Exercise directions
Retype each record shown below, leaving every character as it is.

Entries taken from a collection

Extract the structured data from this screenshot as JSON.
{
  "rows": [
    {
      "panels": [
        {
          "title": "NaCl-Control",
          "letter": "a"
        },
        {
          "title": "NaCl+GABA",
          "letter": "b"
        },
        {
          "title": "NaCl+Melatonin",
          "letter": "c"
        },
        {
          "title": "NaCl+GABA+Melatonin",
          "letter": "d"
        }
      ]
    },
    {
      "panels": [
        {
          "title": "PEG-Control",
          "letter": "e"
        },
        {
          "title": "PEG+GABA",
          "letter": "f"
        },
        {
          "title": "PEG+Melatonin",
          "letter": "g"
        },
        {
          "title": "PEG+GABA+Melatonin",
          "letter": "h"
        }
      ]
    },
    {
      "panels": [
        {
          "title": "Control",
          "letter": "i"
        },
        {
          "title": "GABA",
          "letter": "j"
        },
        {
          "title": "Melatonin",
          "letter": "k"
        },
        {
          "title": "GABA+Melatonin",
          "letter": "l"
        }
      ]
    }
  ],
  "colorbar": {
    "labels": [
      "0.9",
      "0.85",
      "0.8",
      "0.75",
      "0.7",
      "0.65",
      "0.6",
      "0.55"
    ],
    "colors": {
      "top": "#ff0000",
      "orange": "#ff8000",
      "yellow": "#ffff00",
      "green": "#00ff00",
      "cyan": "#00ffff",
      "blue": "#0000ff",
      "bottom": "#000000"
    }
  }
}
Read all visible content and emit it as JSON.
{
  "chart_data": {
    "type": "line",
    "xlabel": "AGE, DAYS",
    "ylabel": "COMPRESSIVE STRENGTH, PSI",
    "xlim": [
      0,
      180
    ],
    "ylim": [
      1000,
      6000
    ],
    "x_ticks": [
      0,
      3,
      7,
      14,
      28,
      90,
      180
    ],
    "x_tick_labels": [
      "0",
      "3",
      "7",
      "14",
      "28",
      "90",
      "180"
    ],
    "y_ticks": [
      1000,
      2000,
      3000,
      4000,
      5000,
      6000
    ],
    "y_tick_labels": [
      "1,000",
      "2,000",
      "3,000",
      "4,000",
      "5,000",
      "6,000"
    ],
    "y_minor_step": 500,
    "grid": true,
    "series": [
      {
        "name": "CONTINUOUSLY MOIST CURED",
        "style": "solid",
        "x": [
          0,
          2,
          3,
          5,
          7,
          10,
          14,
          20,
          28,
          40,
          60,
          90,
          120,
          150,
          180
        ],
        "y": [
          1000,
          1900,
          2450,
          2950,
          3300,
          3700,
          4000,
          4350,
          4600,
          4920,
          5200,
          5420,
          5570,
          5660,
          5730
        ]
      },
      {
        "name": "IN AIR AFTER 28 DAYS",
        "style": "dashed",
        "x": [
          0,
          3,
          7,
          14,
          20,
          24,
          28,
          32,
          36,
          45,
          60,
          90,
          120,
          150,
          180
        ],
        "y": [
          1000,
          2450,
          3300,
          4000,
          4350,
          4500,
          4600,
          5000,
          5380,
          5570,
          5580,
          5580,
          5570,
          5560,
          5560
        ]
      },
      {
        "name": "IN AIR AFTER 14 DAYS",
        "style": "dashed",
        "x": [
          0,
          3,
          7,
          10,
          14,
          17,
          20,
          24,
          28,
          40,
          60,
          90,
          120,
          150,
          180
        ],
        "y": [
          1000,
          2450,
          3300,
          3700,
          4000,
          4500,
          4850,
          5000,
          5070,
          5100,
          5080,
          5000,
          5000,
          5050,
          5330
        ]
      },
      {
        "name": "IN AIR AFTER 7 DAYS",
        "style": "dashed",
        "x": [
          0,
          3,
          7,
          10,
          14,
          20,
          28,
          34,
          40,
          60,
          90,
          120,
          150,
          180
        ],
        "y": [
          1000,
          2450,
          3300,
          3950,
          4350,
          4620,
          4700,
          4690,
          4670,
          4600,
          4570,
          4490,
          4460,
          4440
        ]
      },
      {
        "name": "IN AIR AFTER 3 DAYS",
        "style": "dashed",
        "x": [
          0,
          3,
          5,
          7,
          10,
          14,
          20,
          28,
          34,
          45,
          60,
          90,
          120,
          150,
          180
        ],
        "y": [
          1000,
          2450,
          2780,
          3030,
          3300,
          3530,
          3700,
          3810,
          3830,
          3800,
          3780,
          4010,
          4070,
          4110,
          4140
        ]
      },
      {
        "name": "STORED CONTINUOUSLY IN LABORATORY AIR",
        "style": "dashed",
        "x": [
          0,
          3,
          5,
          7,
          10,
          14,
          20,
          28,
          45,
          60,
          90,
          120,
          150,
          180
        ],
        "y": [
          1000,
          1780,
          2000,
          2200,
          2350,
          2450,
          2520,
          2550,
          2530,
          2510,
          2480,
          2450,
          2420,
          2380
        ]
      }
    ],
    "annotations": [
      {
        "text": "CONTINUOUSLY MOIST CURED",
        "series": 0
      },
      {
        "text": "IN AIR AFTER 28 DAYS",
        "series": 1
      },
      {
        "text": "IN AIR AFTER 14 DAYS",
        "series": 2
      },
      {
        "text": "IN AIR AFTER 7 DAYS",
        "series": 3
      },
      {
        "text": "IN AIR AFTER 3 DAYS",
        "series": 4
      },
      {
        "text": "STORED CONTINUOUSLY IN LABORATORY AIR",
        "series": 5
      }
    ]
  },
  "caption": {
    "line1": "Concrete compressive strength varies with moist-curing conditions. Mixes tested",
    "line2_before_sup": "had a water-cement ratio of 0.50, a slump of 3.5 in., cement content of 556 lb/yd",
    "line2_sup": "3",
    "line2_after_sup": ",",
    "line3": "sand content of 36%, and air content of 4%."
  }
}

Response to the task
Extract the structured data from this screenshot as JSON.
{
  "rows": [
    {
      "panels": [
        {
          "title": "NaCl-Control",
          "letter": "a"
        },
        {
          "title": "NaCl+GABA",
          "letter": "b"
        },
        {
          "title": "NaCl+Melatonin",
          "letter": "c"
        },
        {
          "title": "NaCl+GABA+Melatonin",
          "letter": "d"
        }
      ]
    },
    {
      "panels": [
        {
          "title": "PEG-Control",
          "letter": "e"
        },
        {
          "title": "PEG+GABA",
          "letter": "f"
        },
        {
          "title": "PEG+Melatonin",
          "letter": "g"
        },
        {
          "title": "PEG+GABA+Melatonin",
          "letter": "h"
        }
      ]
    },
    {
      "panels": [
        {
          "title": "Control",
          "letter": "i"
        },
        {
          "title": "GABA",
          "letter": "j"
        },
        {
          "title": "Melatonin",
          "letter": "k"
        },
        {
          "title": "GABA+Melatonin",
          "letter": "l"
        }
      ]
    }
  ],
  "colorbar": {
    "labels": [
      "0.9",
      "0.85",
      "0.8",
      "0.75",
      "0.7",
      "0.65",
      "0.6",
      "0.55"
    ],
    "colors": {
      "top": "#ff0000",
      "orange": "#ff8000",
      "yellow": "#ffff00",
      "green": "#00ff00",
      "cyan": "#00ffff",
      "blue": "#0000ff",
      "bottom": "#000000"
    }
  }
}
Read all visible content and emit it as JSON.
{
  "chart_data": {
    "type": "line",
    "xlabel": "AGE, DAYS",
    "ylabel": "COMPRESSIVE STRENGTH, PSI",
    "xlim": [
      0,
      180
    ],
    "ylim": [
      1000,
      6000
    ],
    "x_ticks": [
      0,
      3,
      7,
      14,
      28,
      90,
      180
    ],
    "x_tick_labels": [
      "0",
      "3",
      "7",
      "14",
      "28",
      "90",
      "180"
    ],
    "y_ticks": [
      1000,
      2000,
      3000,
      4000,
      5000,
      6000
    ],
    "y_tick_labels": [
      "1,000",
      "2,000",
      "3,000",
      "4,000",
      "5,000",
      "6,000"
    ],
    "y_minor_step": 500,
    "grid": true,
    "series": [
      {
        "name": "CONTINUOUSLY MOIST CURED",
        "style": "solid",
        "x": [
          0,
          2,
          3,
          5,
          7,
          10,
          14,
          20,
          28,
          40,
          60,
          90,
          120,
          150,
          180
        ],
        "y": [
          1000,
          1900,
          2450,
          2950,
          3300,
          3700,
          4000,
          4350,
          4600,
          4920,
          5200,
          5420,
          5570,
          5660,
          5730
        ]
      },
      {
        "name": "IN AIR AFTER 28 DAYS",
        "style": "dashed",
        "x": [
          0,
          3,
          7,
          14,
          20,
          24,
          28,
          32,
          36,
          45,
          60,
          90,
          120,
          150,
          180
        ],
        "y": [
          1000,
          2450,
          3300,
          4000,
          4350,
          4500,
          4600,
          5000,
          5380,
          5570,
          5580,
          5580,
          5570,
          5560,
          5560
        ]
      },
      {
        "name": "IN AIR AFTER 14 DAYS",
        "style": "dashed",
        "x": [
          0,
          3,
          7,
          10,
          14,
          17,
          20,
          24,
          28,
          40,
          60,
          90,
          120,
          150,
          180
        ],
        "y": [
          1000,
          2450,
          3300,
          3700,
          4000,
          4500,
          4850,
          5000,
          5070,
          5100,
          5080,
          5000,
          5000,
          5050,
          5330
        ]
      },
      {
        "name": "IN AIR AFTER 7 DAYS",
        "style": "dashed",
        "x": [
          0,
          3,
          7,
          10,
          14,
          20,
          28,
          34,
          40,
          60,
          90,
          120,
          150,
          180
        ],
        "y": [
          1000,
          2450,
          3300,
          3950,
          4350,
          4620,
          4700,
          4690,
          4670,
          4600,
          4570,
          4490,
          4460,
          4440
        ]
      },
      {
        "name": "IN AIR AFTER 3 DAYS",
        "style": "dashed",
        "x": [
          0,
          3,
          5,
          7,
          10,
          14,
          20,
          28,
          34,
          45,
          60,
          90,
          120,
          150,
          180
        ],
        "y": [
          1000,
          2450,
          2780,
          3030,
          3300,
          3530,
          3700,
          3810,
          3830,
          3800,
          3780,
          4010,
          4070,
          4110,
          4140
        ]
      },
      {
        "name": "STORED CONTINUOUSLY IN LABORATORY AIR",
        "style": "dashed",
        "x": [
          0,
          3,
          5,
          7,
          10,
          14,
          20,
          28,
          45,
          60,
          90,
          120,
          150,
          180
        ],
        "y": [
          1000,
          1780,
          2000,
          2200,
          2350,
          2450,
          2520,
          2550,
          2530,
          2510,
          2480,
          2450,
          2420,
          2380
        ]
      }
    ],
    "annotations": [
      {
        "text": "CONTINUOUSLY MOIST CURED",
        "series": 0
      },
      {
        "text": "IN AIR AFTER 28 DAYS",
        "series": 1
      },
      {
        "text": "IN AIR AFTER 14 DAYS",
        "series": 2
      },
      {
        "text": "IN AIR AFTER 7 DAYS",
        "series": 3
      },
      {
        "text": "IN AIR AFTER 3 DAYS",
        "series": 4
      },
      {
        "text": "STORED CONTINUOUSLY IN LABORATORY AIR",
        "series": 5
      }
    ]
  },
  "caption": {
    "line1": "Concrete compressive strength varies with moist-curing conditions. Mixes tested",
    "line2_before_sup": "had a water-cement ratio of 0.50, a slump of 3.5 in., cement content of 556 lb/yd",
    "line2_sup": "3",
    "line2_after_sup": ",",
    "line3": "sand content of 36%, and air content of 4%."
  }
}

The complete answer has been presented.